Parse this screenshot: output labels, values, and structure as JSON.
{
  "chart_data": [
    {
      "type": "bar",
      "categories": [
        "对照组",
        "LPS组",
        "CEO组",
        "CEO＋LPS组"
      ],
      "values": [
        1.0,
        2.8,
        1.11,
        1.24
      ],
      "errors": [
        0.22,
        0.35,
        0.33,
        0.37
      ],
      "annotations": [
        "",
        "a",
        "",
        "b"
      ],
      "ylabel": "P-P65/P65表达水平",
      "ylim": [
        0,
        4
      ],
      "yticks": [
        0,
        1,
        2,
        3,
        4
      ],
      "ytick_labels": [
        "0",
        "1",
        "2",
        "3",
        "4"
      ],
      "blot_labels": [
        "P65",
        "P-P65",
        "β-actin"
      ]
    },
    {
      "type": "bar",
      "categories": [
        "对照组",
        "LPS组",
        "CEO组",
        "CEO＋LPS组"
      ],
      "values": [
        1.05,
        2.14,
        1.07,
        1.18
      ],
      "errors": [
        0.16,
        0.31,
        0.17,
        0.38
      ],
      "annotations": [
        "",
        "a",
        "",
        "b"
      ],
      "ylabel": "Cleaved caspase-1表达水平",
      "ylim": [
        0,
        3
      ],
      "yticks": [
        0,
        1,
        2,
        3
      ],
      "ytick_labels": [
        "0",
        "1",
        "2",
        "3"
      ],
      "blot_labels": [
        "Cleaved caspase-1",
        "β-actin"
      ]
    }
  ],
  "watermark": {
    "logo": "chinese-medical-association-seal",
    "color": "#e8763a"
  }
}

◆ **WHAT NEEDS TO BE DONE**: Locate the word "Cleaved" in the entries, and copy every line where it is found.

◆ **ANSWER FOR THIS EXERCISE**:
      "ylabel": "Cleaved caspase-1表达水平",
        "Cleaved caspase-1",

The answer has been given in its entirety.